EXERCISE AIM -
Restate the records below word for word, and omit the images they hold.

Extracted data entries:
— begin —

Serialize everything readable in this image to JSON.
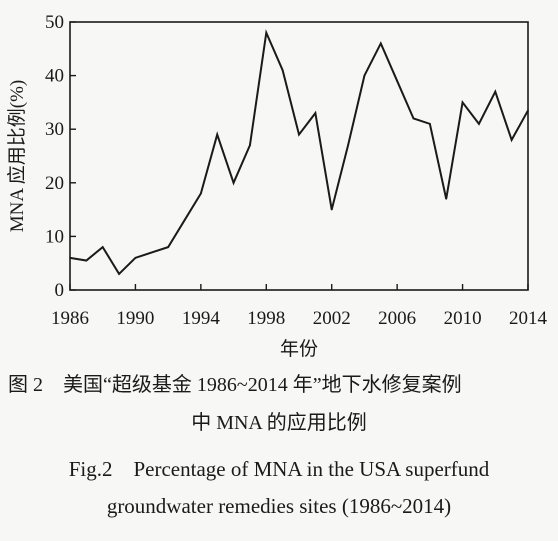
{
  "chart_data": {
    "type": "line",
    "x": [
      1986,
      1987,
      1988,
      1989,
      1990,
      1991,
      1992,
      1993,
      1994,
      1995,
      1996,
      1997,
      1998,
      1999,
      2000,
      2001,
      2002,
      2003,
      2004,
      2005,
      2006,
      2007,
      2008,
      2009,
      2010,
      2011,
      2012,
      2013,
      2014
    ],
    "series": [
      {
        "values": [
          6,
          5.5,
          8,
          3,
          6,
          7,
          8,
          13,
          18,
          29,
          20,
          27,
          48,
          41,
          29,
          33,
          15,
          27,
          40,
          46,
          39,
          32,
          31,
          17,
          35,
          31,
          37,
          28,
          33.5
        ]
      }
    ],
    "xlabel": "年份",
    "ylabel": "MNA 应用比例(%)",
    "xlim": [
      1986,
      2014
    ],
    "ylim": [
      0,
      50
    ],
    "x_ticks": [
      "1986",
      "1990",
      "1994",
      "1998",
      "2002",
      "2006",
      "2010",
      "2014"
    ],
    "y_ticks": [
      "0",
      "10",
      "20",
      "30",
      "40",
      "50"
    ],
    "grid": false,
    "line_color": "#1a1a1a"
  },
  "caption": {
    "cn_line1": "图 2　美国“超级基金 1986~2014 年”地下水修复案例",
    "cn_line2": "中 MNA 的应用比例",
    "en_line1": "Fig.2　Percentage of MNA in the USA superfund",
    "en_line2": "groundwater remedies sites (1986~2014)"
  }
}
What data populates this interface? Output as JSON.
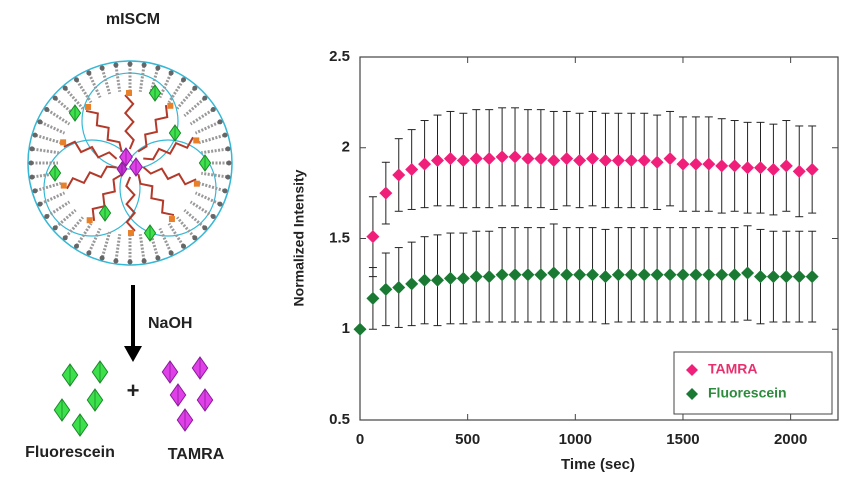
{
  "diagram": {
    "title": "mISCM",
    "reagent": "NaOH",
    "plus": "+",
    "products": [
      "Fluorescein",
      "TAMRA"
    ]
  },
  "chart_data": {
    "type": "scatter",
    "x_label": "Time (sec)",
    "y_label": "Normalized Intensity",
    "xlim": [
      0,
      2220
    ],
    "xticks": [
      0,
      500,
      1000,
      1500,
      2000
    ],
    "ylim": [
      0.5,
      2.5
    ],
    "yticks": [
      0.5,
      1,
      1.5,
      2,
      2.5
    ],
    "legend": "lower right",
    "series": [
      {
        "name": "TAMRA",
        "color": "#f0207a",
        "text_color": "#e8306e",
        "x": [
          60,
          120,
          180,
          240,
          300,
          360,
          420,
          480,
          540,
          600,
          660,
          720,
          780,
          840,
          900,
          960,
          1020,
          1080,
          1140,
          1200,
          1260,
          1320,
          1380,
          1440,
          1500,
          1560,
          1620,
          1680,
          1740,
          1800,
          1860,
          1920,
          1980,
          2040,
          2100
        ],
        "values": [
          1.51,
          1.75,
          1.85,
          1.88,
          1.91,
          1.93,
          1.94,
          1.93,
          1.94,
          1.94,
          1.95,
          1.95,
          1.94,
          1.94,
          1.93,
          1.94,
          1.93,
          1.94,
          1.93,
          1.93,
          1.93,
          1.93,
          1.92,
          1.94,
          1.91,
          1.91,
          1.91,
          1.9,
          1.9,
          1.89,
          1.89,
          1.88,
          1.9,
          1.87,
          1.88
        ],
        "errors": [
          0.22,
          0.17,
          0.2,
          0.22,
          0.24,
          0.25,
          0.26,
          0.26,
          0.27,
          0.27,
          0.27,
          0.27,
          0.27,
          0.27,
          0.27,
          0.26,
          0.26,
          0.26,
          0.26,
          0.26,
          0.26,
          0.26,
          0.26,
          0.26,
          0.26,
          0.26,
          0.26,
          0.26,
          0.25,
          0.25,
          0.25,
          0.25,
          0.25,
          0.25,
          0.24
        ]
      },
      {
        "name": "Fluorescein",
        "color": "#1a7a34",
        "text_color": "#2e8b3e",
        "x": [
          0,
          60,
          120,
          180,
          240,
          300,
          360,
          420,
          480,
          540,
          600,
          660,
          720,
          780,
          840,
          900,
          960,
          1020,
          1080,
          1140,
          1200,
          1260,
          1320,
          1380,
          1440,
          1500,
          1560,
          1620,
          1680,
          1740,
          1800,
          1860,
          1920,
          1980,
          2040,
          2100
        ],
        "values": [
          1.0,
          1.17,
          1.22,
          1.23,
          1.25,
          1.27,
          1.27,
          1.28,
          1.28,
          1.29,
          1.29,
          1.3,
          1.3,
          1.3,
          1.3,
          1.31,
          1.3,
          1.3,
          1.3,
          1.29,
          1.3,
          1.3,
          1.3,
          1.3,
          1.3,
          1.3,
          1.3,
          1.3,
          1.3,
          1.3,
          1.31,
          1.29,
          1.29,
          1.29,
          1.29,
          1.29
        ],
        "errors": [
          0,
          0.17,
          0.2,
          0.22,
          0.23,
          0.24,
          0.25,
          0.25,
          0.25,
          0.25,
          0.25,
          0.26,
          0.26,
          0.26,
          0.26,
          0.27,
          0.26,
          0.26,
          0.26,
          0.26,
          0.26,
          0.26,
          0.26,
          0.26,
          0.26,
          0.26,
          0.26,
          0.26,
          0.26,
          0.26,
          0.26,
          0.26,
          0.25,
          0.25,
          0.25,
          0.25
        ]
      }
    ]
  }
}
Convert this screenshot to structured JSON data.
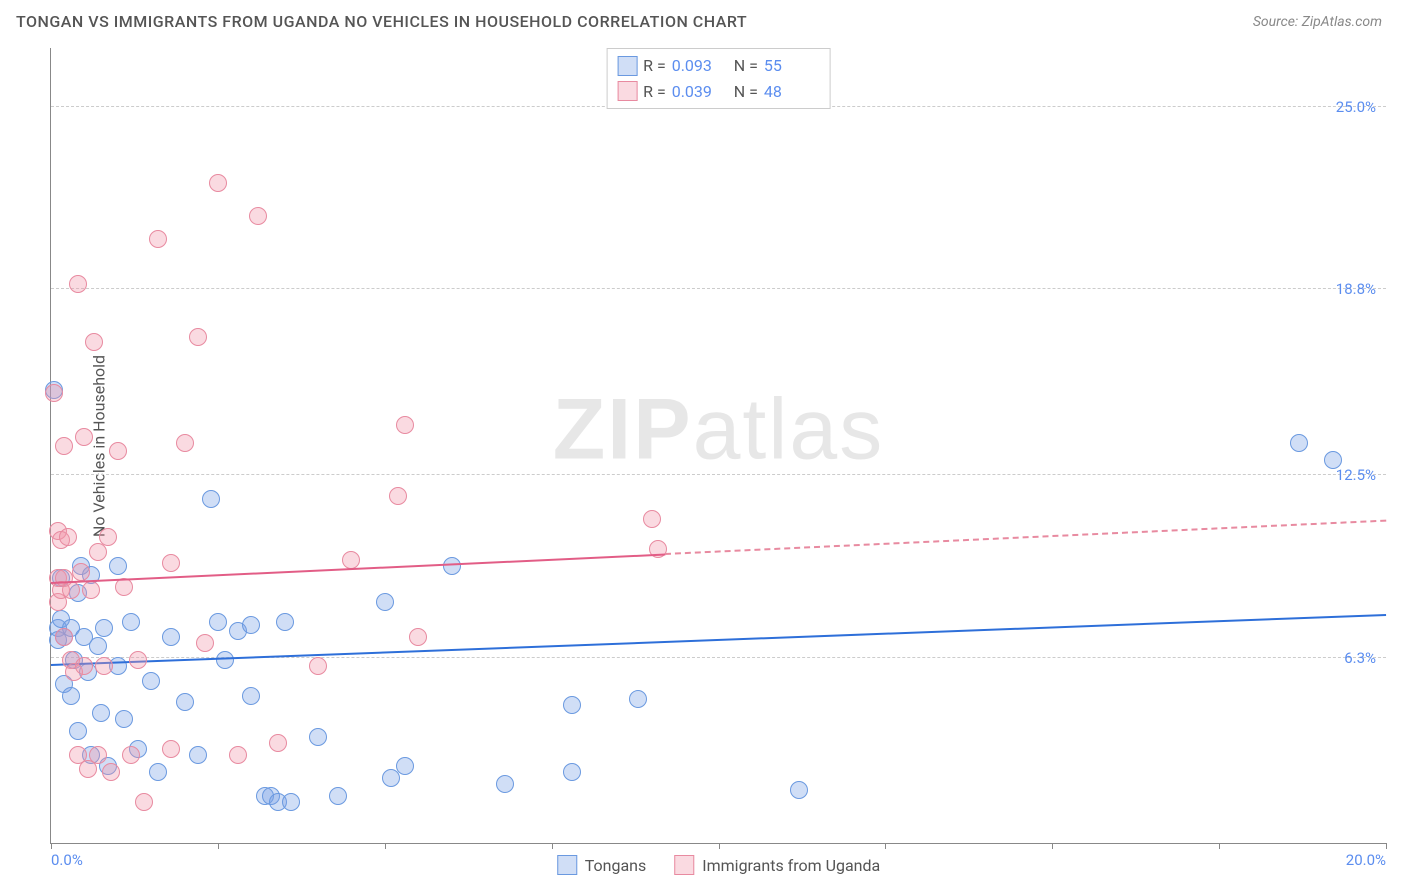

— end —

CORRECT OUTPUT -
Serialize everything readable in this image to JSON.
{
  "chart_data": {
    "type": "line",
    "x": [
      1986,
      1987,
      1988,
      1989,
      1990,
      1991,
      1992,
      1993,
      1994,
      1995,
      1996,
      1997,
      1998,
      1999,
      2000,
      2001,
      2002,
      2003,
      2004,
      2005,
      2006,
      2007,
      2008,
      2009,
      2010,
      2011,
      2012,
      2013,
      2014
    ],
    "series": [
      {
        "values": [
          6,
          5.5,
          8,
          3,
          6,
          7,
          8,
          13,
          18,
          29,
          20,
          27,
          48,
          41,
          29,
          33,
          15,
          27,
          40,
          46,
          39,
          32,
          31,
          17,
          35,
          31,
          37,
          28,
          33.5
        ]
      }
    ],
    "xlabel": "年份",
    "ylabel": "MNA 应用比例(%)",
    "xlim": [
      1986,
      2014
    ],
    "ylim": [
      0,
      50
    ],
    "x_ticks": [
      "1986",
      "1990",
      "1994",
      "1998",
      "2002",
      "2006",
      "2010",
      "2014"
    ],
    "y_ticks": [
      "0",
      "10",
      "20",
      "30",
      "40",
      "50"
    ],
    "grid": false,
    "line_color": "#1a1a1a"
  },
  "caption": {
    "cn_line1": "图 2　美国“超级基金 1986~2014 年”地下水修复案例",
    "cn_line2": "中 MNA 的应用比例",
    "en_line1": "Fig.2　Percentage of MNA in the USA superfund",
    "en_line2": "groundwater remedies sites (1986~2014)"
  }
}
What data populates this interface? Output as JSON.
{
  "diagram": {
    "title": "mISCM",
    "reagent": "NaOH",
    "plus": "+",
    "products": [
      "Fluorescein",
      "TAMRA"
    ]
  },
  "chart_data": {
    "type": "scatter",
    "x_label": "Time (sec)",
    "y_label": "Normalized Intensity",
    "xlim": [
      0,
      2220
    ],
    "xticks": [
      0,
      500,
      1000,
      1500,
      2000
    ],
    "ylim": [
      0.5,
      2.5
    ],
    "yticks": [
      0.5,
      1,
      1.5,
      2,
      2.5
    ],
    "legend": "lower right",
    "series": [
      {
        "name": "TAMRA",
        "color": "#f0207a",
        "text_color": "#e8306e",
        "x": [
          60,
          120,
          180,
          240,
          300,
          360,
          420,
          480,
          540,
          600,
          660,
          720,
          780,
          840,
          900,
          960,
          1020,
          1080,
          1140,
          1200,
          1260,
          1320,
          1380,
          1440,
          1500,
          1560,
          1620,
          1680,
          1740,
          1800,
          1860,
          1920,
          1980,
          2040,
          2100
        ],
        "values": [
          1.51,
          1.75,
          1.85,
          1.88,
          1.91,
          1.93,
          1.94,
          1.93,
          1.94,
          1.94,
          1.95,
          1.95,
          1.94,
          1.94,
          1.93,
          1.94,
          1.93,
          1.94,
          1.93,
          1.93,
          1.93,
          1.93,
          1.92,
          1.94,
          1.91,
          1.91,
          1.91,
          1.9,
          1.9,
          1.89,
          1.89,
          1.88,
          1.9,
          1.87,
          1.88
        ],
        "errors": [
          0.22,
          0.17,
          0.2,
          0.22,
          0.24,
          0.25,
          0.26,
          0.26,
          0.27,
          0.27,
          0.27,
          0.27,
          0.27,
          0.27,
          0.27,
          0.26,
          0.26,
          0.26,
          0.26,
          0.26,
          0.26,
          0.26,
          0.26,
          0.26,
          0.26,
          0.26,
          0.26,
          0.26,
          0.25,
          0.25,
          0.25,
          0.25,
          0.25,
          0.25,
          0.24
        ]
      },
      {
        "name": "Fluorescein",
        "color": "#1a7a34",
        "text_color": "#2e8b3e",
        "x": [
          0,
          60,
          120,
          180,
          240,
          300,
          360,
          420,
          480,
          540,
          600,
          660,
          720,
          780,
          840,
          900,
          960,
          1020,
          1080,
          1140,
          1200,
          1260,
          1320,
          1380,
          1440,
          1500,
          1560,
          1620,
          1680,
          1740,
          1800,
          1860,
          1920,
          1980,
          2040,
          2100
        ],
        "values": [
          1.0,
          1.17,
          1.22,
          1.23,
          1.25,
          1.27,
          1.27,
          1.28,
          1.28,
          1.29,
          1.29,
          1.3,
          1.3,
          1.3,
          1.3,
          1.31,
          1.3,
          1.3,
          1.3,
          1.29,
          1.3,
          1.3,
          1.3,
          1.3,
          1.3,
          1.3,
          1.3,
          1.3,
          1.3,
          1.3,
          1.31,
          1.29,
          1.29,
          1.29,
          1.29,
          1.29
        ],
        "errors": [
          0,
          0.17,
          0.2,
          0.22,
          0.23,
          0.24,
          0.25,
          0.25,
          0.25,
          0.25,
          0.25,
          0.26,
          0.26,
          0.26,
          0.26,
          0.27,
          0.26,
          0.26,
          0.26,
          0.26,
          0.26,
          0.26,
          0.26,
          0.26,
          0.26,
          0.26,
          0.26,
          0.26,
          0.26,
          0.26,
          0.26,
          0.26,
          0.25,
          0.25,
          0.25,
          0.25
        ]
      }
    ]
  }
}
Convert this screenshot to structured JSON data.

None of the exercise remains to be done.